→ Short exercise:
Please count the lines below that contain the word "Collection", and reply with that number alone.

→ Information supplied:
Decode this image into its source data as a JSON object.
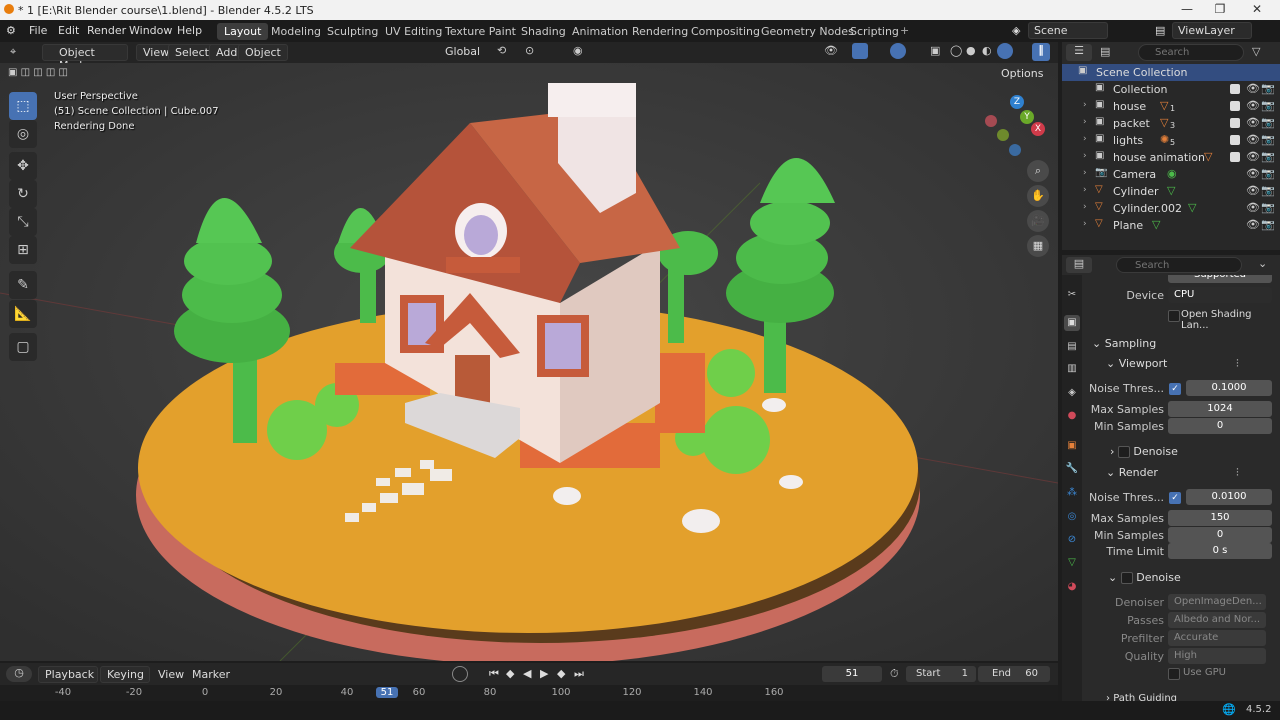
{
  "titlebar": {
    "title": "* 1 [E:\\Rit Blender course\\1.blend] - Blender 4.5.2 LTS"
  },
  "menu": [
    "File",
    "Edit",
    "Render",
    "Window",
    "Help"
  ],
  "workspaces": [
    "Layout",
    "Modeling",
    "Sculpting",
    "UV Editing",
    "Texture Paint",
    "Shading",
    "Animation",
    "Rendering",
    "Compositing",
    "Geometry Nodes",
    "Scripting"
  ],
  "topright": {
    "scene": "Scene",
    "view_layer": "ViewLayer"
  },
  "viewport_header": {
    "mode": "Object Mode",
    "menus": [
      "View",
      "Select",
      "Add",
      "Object"
    ],
    "orientation": "Global",
    "options": "Options"
  },
  "viewport_overlay": {
    "line1": "User Perspective",
    "line2": "(51) Scene Collection | Cube.007",
    "line3": "Rendering Done"
  },
  "gizmo": {
    "z": "Z",
    "y": "Y",
    "x": "X"
  },
  "outliner": {
    "search_placeholder": "Search",
    "root": "Scene Collection",
    "rows": [
      {
        "label": "Collection",
        "sub": ""
      },
      {
        "label": "house",
        "sub": "1"
      },
      {
        "label": "packet",
        "sub": "3"
      },
      {
        "label": "lights",
        "sub": "5"
      },
      {
        "label": "house animation",
        "sub": ""
      },
      {
        "label": "Camera",
        "sub": ""
      },
      {
        "label": "Cylinder",
        "sub": ""
      },
      {
        "label": "Cylinder.002",
        "sub": ""
      },
      {
        "label": "Plane",
        "sub": ""
      }
    ]
  },
  "properties": {
    "search_placeholder": "Search",
    "feature_set_value": "Supported",
    "device_label": "Device",
    "device_value": "CPU",
    "osl_label": "Open Shading Lan...",
    "sampling": "Sampling",
    "viewport": "Viewport",
    "vp_noise_label": "Noise Thres...",
    "vp_noise_value": "0.1000",
    "vp_max_label": "Max Samples",
    "vp_max_value": "1024",
    "vp_min_label": "Min Samples",
    "vp_min_value": "0",
    "vp_denoise": "Denoise",
    "render": "Render",
    "r_noise_label": "Noise Thres...",
    "r_noise_value": "0.0100",
    "r_max_label": "Max Samples",
    "r_max_value": "150",
    "r_min_label": "Min Samples",
    "r_min_value": "0",
    "r_time_label": "Time Limit",
    "r_time_value": "0 s",
    "r_denoise": "Denoise",
    "denoiser_label": "Denoiser",
    "denoiser_value": "OpenImageDen...",
    "passes_label": "Passes",
    "passes_value": "Albedo and Nor...",
    "prefilter_label": "Prefilter",
    "prefilter_value": "Accurate",
    "quality_label": "Quality",
    "quality_value": "High",
    "use_gpu": "Use GPU",
    "path_guiding": "Path Guiding"
  },
  "timeline": {
    "playback": "Playback",
    "keying": "Keying",
    "view": "View",
    "marker": "Marker",
    "current_frame": "51",
    "start_label": "Start",
    "start_value": "1",
    "end_label": "End",
    "end_value": "60",
    "ticks": [
      "-40",
      "-20",
      "0",
      "20",
      "40",
      "51",
      "60",
      "80",
      "100",
      "120",
      "140",
      "160"
    ]
  },
  "status": {
    "version": "4.5.2"
  },
  "colors": {
    "accent": "#4772b3",
    "ground": "#e3a02c",
    "house_roof": "#b5533a",
    "trees": "#4cbb4a"
  }
}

→ Task answer:
3